What you will do
Each entry below is to be given again word for word, with no pictures.

Data for the task
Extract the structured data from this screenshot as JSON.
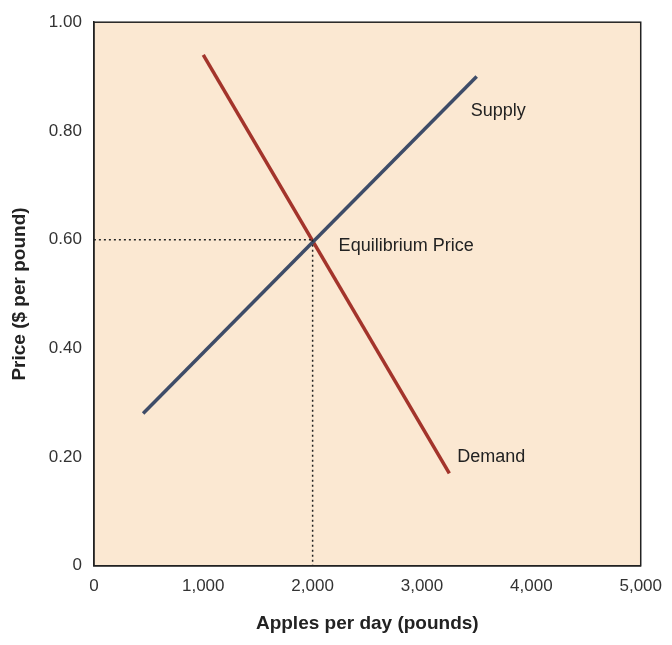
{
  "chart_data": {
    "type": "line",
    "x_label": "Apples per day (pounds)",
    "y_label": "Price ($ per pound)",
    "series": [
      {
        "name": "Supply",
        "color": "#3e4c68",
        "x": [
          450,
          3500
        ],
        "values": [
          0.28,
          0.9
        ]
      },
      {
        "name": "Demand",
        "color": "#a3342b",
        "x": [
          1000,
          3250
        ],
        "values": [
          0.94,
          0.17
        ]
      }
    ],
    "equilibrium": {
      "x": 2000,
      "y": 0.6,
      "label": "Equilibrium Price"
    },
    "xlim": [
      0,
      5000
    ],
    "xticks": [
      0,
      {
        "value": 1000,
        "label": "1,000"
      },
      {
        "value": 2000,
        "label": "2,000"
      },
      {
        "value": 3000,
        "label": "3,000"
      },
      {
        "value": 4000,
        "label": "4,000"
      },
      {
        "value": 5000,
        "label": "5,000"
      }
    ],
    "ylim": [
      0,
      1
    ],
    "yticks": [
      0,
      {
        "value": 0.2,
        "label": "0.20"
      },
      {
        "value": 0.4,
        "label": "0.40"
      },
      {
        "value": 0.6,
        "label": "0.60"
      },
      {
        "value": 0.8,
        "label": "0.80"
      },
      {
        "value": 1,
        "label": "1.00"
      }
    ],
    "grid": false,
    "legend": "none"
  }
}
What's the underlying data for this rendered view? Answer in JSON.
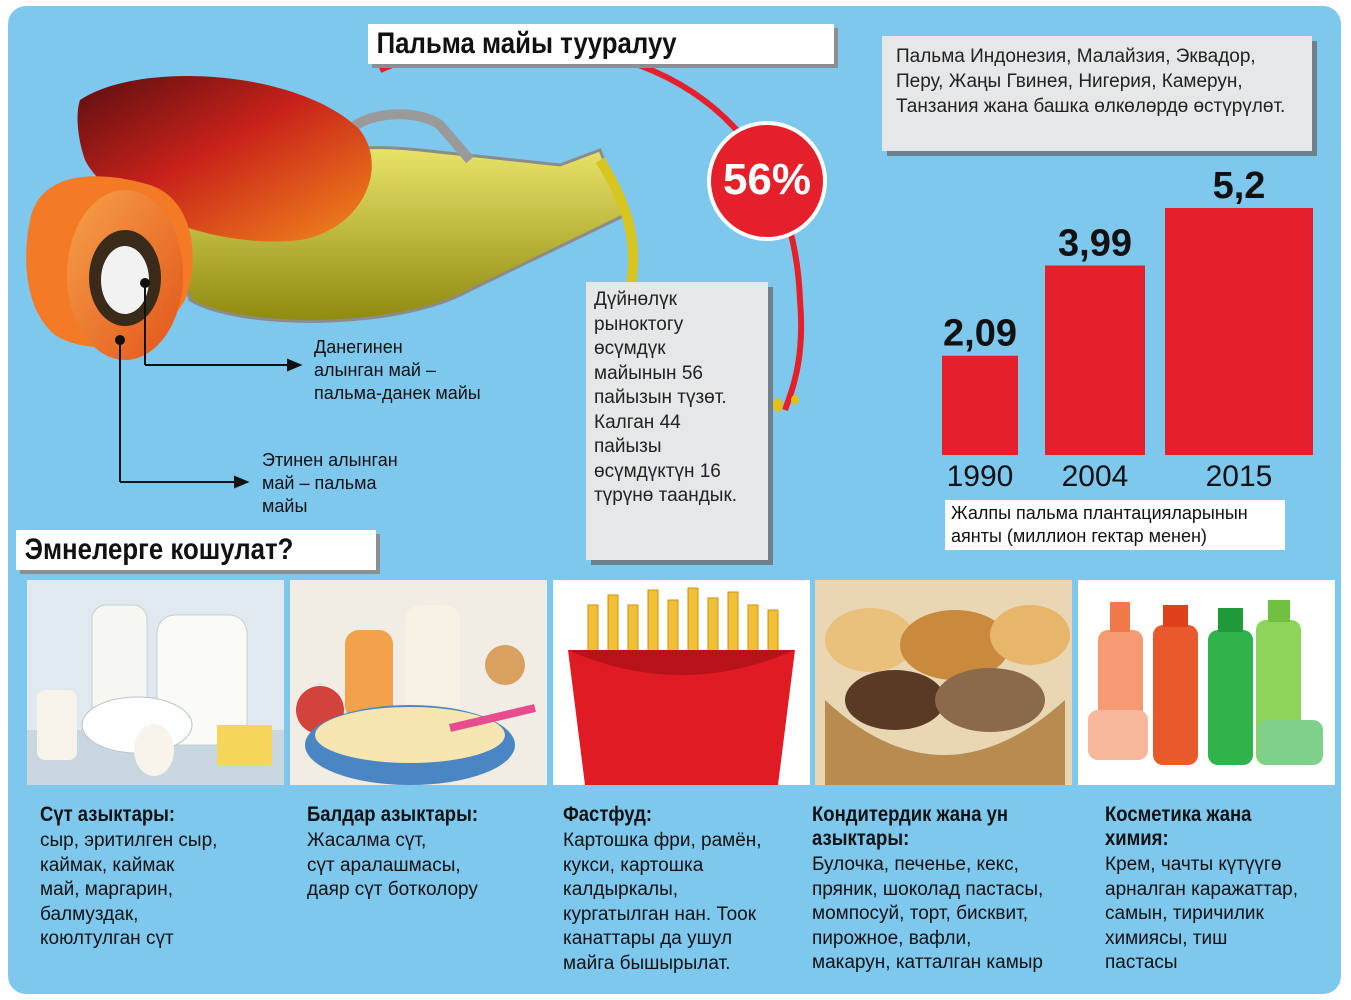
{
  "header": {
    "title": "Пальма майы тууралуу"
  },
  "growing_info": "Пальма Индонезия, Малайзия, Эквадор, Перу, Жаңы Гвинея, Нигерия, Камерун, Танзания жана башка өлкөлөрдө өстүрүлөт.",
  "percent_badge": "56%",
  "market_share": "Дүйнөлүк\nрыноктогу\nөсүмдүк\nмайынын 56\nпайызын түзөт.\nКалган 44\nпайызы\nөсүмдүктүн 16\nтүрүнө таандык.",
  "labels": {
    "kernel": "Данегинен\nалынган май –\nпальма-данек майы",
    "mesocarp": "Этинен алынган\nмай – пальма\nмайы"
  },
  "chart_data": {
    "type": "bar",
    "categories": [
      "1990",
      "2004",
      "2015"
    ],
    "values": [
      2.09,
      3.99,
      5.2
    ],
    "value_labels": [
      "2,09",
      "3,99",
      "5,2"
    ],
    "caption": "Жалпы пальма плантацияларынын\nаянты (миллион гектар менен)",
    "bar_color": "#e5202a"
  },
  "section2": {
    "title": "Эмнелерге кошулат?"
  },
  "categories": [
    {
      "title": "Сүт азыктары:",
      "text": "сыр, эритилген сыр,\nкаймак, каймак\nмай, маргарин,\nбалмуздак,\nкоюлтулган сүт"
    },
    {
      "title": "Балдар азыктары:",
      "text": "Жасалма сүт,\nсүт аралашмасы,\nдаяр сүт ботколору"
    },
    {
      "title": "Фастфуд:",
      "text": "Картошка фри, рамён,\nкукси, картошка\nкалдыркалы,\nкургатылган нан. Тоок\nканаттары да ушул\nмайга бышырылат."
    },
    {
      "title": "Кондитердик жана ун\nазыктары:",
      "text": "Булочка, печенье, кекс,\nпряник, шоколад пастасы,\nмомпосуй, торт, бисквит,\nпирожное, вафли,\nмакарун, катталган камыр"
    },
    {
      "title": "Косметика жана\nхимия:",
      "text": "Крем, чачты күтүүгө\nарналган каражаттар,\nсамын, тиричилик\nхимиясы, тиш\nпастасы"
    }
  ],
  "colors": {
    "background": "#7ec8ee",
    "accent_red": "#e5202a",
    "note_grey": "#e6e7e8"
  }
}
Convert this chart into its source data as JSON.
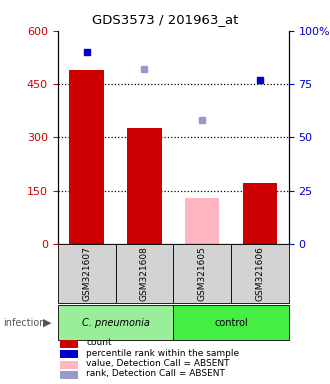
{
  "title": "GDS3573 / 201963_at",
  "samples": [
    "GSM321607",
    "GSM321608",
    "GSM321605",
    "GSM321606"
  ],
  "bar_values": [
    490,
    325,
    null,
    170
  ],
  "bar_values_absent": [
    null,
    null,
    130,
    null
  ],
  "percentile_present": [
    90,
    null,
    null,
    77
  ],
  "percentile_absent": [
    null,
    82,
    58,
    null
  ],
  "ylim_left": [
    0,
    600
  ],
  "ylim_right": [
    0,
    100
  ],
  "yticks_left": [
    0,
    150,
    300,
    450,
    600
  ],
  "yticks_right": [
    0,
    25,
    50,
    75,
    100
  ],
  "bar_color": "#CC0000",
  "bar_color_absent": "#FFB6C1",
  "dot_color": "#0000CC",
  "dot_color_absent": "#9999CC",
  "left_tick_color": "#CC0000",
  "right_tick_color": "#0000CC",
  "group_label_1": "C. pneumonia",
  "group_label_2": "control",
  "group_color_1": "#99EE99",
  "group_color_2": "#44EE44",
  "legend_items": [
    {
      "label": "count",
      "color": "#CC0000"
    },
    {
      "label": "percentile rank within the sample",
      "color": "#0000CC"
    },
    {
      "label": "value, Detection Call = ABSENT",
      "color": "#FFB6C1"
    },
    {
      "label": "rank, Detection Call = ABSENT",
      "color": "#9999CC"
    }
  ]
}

Reply to the exercise
Extract the structured data from this screenshot as JSON.
{
  "chart_data": {
    "type": "line",
    "x_label": "Apples per day (pounds)",
    "y_label": "Price ($ per pound)",
    "series": [
      {
        "name": "Supply",
        "color": "#3e4c68",
        "x": [
          450,
          3500
        ],
        "values": [
          0.28,
          0.9
        ]
      },
      {
        "name": "Demand",
        "color": "#a3342b",
        "x": [
          1000,
          3250
        ],
        "values": [
          0.94,
          0.17
        ]
      }
    ],
    "equilibrium": {
      "x": 2000,
      "y": 0.6,
      "label": "Equilibrium Price"
    },
    "xlim": [
      0,
      5000
    ],
    "xticks": [
      0,
      {
        "value": 1000,
        "label": "1,000"
      },
      {
        "value": 2000,
        "label": "2,000"
      },
      {
        "value": 3000,
        "label": "3,000"
      },
      {
        "value": 4000,
        "label": "4,000"
      },
      {
        "value": 5000,
        "label": "5,000"
      }
    ],
    "ylim": [
      0,
      1
    ],
    "yticks": [
      0,
      {
        "value": 0.2,
        "label": "0.20"
      },
      {
        "value": 0.4,
        "label": "0.40"
      },
      {
        "value": 0.6,
        "label": "0.60"
      },
      {
        "value": 0.8,
        "label": "0.80"
      },
      {
        "value": 1,
        "label": "1.00"
      }
    ],
    "grid": false,
    "legend": "none"
  }
}
What's the underlying data for this rendered view? Answer in JSON.
{
  "header": {
    "title": "Пальма майы тууралуу"
  },
  "growing_info": "Пальма Индонезия, Малайзия, Эквадор, Перу, Жаңы Гвинея, Нигерия, Камерун, Танзания жана башка өлкөлөрдө өстүрүлөт.",
  "percent_badge": "56%",
  "market_share": "Дүйнөлүк\nрыноктогу\nөсүмдүк\nмайынын 56\nпайызын түзөт.\nКалган 44\nпайызы\nөсүмдүктүн 16\nтүрүнө таандык.",
  "labels": {
    "kernel": "Данегинен\nалынган май –\nпальма-данек майы",
    "mesocarp": "Этинен алынган\nмай – пальма\nмайы"
  },
  "chart_data": {
    "type": "bar",
    "categories": [
      "1990",
      "2004",
      "2015"
    ],
    "values": [
      2.09,
      3.99,
      5.2
    ],
    "value_labels": [
      "2,09",
      "3,99",
      "5,2"
    ],
    "caption": "Жалпы пальма плантацияларынын\nаянты (миллион гектар менен)",
    "bar_color": "#e5202a"
  },
  "section2": {
    "title": "Эмнелерге кошулат?"
  },
  "categories": [
    {
      "title": "Сүт азыктары:",
      "text": "сыр, эритилген сыр,\nкаймак, каймак\nмай, маргарин,\nбалмуздак,\nкоюлтулган сүт"
    },
    {
      "title": "Балдар азыктары:",
      "text": "Жасалма сүт,\nсүт аралашмасы,\nдаяр сүт ботколору"
    },
    {
      "title": "Фастфуд:",
      "text": "Картошка фри, рамён,\nкукси, картошка\nкалдыркалы,\nкургатылган нан. Тоок\nканаттары да ушул\nмайга бышырылат."
    },
    {
      "title": "Кондитердик жана ун\nазыктары:",
      "text": "Булочка, печенье, кекс,\nпряник, шоколад пастасы,\nмомпосуй, торт, бисквит,\nпирожное, вафли,\nмакарун, катталган камыр"
    },
    {
      "title": "Косметика жана\nхимия:",
      "text": "Крем, чачты күтүүгө\nарналган каражаттар,\nсамын, тиричилик\nхимиясы, тиш\nпастасы"
    }
  ],
  "colors": {
    "background": "#7ec8ee",
    "accent_red": "#e5202a",
    "note_grey": "#e6e7e8"
  }
}
Convert this chart into its source data as JSON.
{
  "title": "GDS3573 / 201963_at",
  "samples": [
    "GSM321607",
    "GSM321608",
    "GSM321605",
    "GSM321606"
  ],
  "bar_values": [
    490,
    325,
    null,
    170
  ],
  "bar_values_absent": [
    null,
    null,
    130,
    null
  ],
  "percentile_present": [
    90,
    null,
    null,
    77
  ],
  "percentile_absent": [
    null,
    82,
    58,
    null
  ],
  "ylim_left": [
    0,
    600
  ],
  "ylim_right": [
    0,
    100
  ],
  "yticks_left": [
    0,
    150,
    300,
    450,
    600
  ],
  "yticks_right": [
    0,
    25,
    50,
    75,
    100
  ],
  "bar_color": "#CC0000",
  "bar_color_absent": "#FFB6C1",
  "dot_color": "#0000CC",
  "dot_color_absent": "#9999CC",
  "left_tick_color": "#CC0000",
  "right_tick_color": "#0000CC",
  "group_label_1": "C. pneumonia",
  "group_label_2": "control",
  "group_color_1": "#99EE99",
  "group_color_2": "#44EE44",
  "legend_items": [
    {
      "label": "count",
      "color": "#CC0000"
    },
    {
      "label": "percentile rank within the sample",
      "color": "#0000CC"
    },
    {
      "label": "value, Detection Call = ABSENT",
      "color": "#FFB6C1"
    },
    {
      "label": "rank, Detection Call = ABSENT",
      "color": "#9999CC"
    }
  ]
}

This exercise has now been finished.